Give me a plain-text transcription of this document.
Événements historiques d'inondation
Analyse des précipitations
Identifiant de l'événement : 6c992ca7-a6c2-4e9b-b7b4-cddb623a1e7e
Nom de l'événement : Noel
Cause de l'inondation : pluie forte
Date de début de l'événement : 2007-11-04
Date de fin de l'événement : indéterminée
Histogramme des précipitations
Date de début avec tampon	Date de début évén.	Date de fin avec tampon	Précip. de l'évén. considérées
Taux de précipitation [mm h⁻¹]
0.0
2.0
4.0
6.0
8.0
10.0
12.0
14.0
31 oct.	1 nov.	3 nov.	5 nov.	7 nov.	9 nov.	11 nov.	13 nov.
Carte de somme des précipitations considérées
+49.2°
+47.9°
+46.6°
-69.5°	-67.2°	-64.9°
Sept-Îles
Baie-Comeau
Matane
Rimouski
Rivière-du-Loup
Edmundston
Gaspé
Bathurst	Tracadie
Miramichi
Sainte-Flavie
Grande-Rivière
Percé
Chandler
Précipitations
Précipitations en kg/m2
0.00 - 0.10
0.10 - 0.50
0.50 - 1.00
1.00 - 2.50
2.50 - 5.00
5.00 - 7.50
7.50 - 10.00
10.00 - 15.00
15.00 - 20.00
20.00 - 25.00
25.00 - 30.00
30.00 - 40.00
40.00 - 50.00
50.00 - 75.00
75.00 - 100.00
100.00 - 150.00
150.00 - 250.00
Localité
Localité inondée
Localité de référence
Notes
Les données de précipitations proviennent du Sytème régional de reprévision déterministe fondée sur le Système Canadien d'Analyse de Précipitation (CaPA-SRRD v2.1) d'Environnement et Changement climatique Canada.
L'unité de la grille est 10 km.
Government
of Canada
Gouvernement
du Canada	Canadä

• • • • •

> _What you need to do_:
Check each line of these records for the string "Canada" and state only how many lines have it.

> _Exercise response_:
3